## begin
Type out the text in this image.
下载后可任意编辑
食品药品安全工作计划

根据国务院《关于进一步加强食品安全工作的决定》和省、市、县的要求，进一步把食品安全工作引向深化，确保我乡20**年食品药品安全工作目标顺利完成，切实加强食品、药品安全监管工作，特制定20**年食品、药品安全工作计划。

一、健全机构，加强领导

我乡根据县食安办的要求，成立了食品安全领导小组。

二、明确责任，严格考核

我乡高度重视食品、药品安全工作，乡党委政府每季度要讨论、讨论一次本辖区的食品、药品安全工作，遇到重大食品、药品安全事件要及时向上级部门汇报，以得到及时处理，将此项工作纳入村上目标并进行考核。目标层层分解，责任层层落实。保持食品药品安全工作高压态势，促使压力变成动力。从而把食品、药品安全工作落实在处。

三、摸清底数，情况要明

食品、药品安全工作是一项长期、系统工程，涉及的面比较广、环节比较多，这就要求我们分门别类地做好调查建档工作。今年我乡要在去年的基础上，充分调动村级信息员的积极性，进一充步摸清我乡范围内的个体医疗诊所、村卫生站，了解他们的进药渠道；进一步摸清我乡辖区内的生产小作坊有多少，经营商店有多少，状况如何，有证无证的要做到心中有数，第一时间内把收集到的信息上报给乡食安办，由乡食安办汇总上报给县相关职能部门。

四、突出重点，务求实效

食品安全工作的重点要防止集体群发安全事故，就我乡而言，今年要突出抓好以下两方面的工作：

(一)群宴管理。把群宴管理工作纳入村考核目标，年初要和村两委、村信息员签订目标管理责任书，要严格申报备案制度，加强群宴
## end
Write every record out again, unaltered.

Type out the text in this image.
下载后可任意编辑
食品药品安全工作计划

根据国务院《关于进一步加强食品安全工作的决定》和省、市、县的要求，进一步把食品安全工作引向深化，确保我乡20**年食品药品安全工作目标顺利完成，切实加强食品、药品安全监管工作，特制定20**年食品、药品安全工作计划。

一、健全机构，加强领导

我乡根据县食安办的要求，成立了食品安全领导小组。

二、明确责任，严格考核

我乡高度重视食品、药品安全工作，乡党委政府每季度要讨论、讨论一次本辖区的食品、药品安全工作，遇到重大食品、药品安全事件要及时向上级部门汇报，以得到及时处理，将此项工作纳入村上目标并进行考核。目标层层分解，责任层层落实。保持食品药品安全工作高压态势，促使压力变成动力。从而把食品、药品安全工作落实在处。

三、摸清底数，情况要明

食品、药品安全工作是一项长期、系统工程，涉及的面比较广、环节比较多，这就要求我们分门别类地做好调查建档工作。今年我乡要在去年的基础上，充分调动村级信息员的积极性，进一充步摸清我乡范围内的个体医疗诊所、村卫生站，了解他们的进药渠道；进一步摸清我乡辖区内的生产小作坊有多少，经营商店有多少，状况如何，有证无证的要做到心中有数，第一时间内把收集到的信息上报给乡食安办，由乡食安办汇总上报给县相关职能部门。

四、突出重点，务求实效

食品安全工作的重点要防止集体群发安全事故，就我乡而言，今年要突出抓好以下两方面的工作：

(一)群宴管理。把群宴管理工作纳入村考核目标，年初要和村两委、村信息员签订目标管理责任书，要严格申报备案制度，加强群宴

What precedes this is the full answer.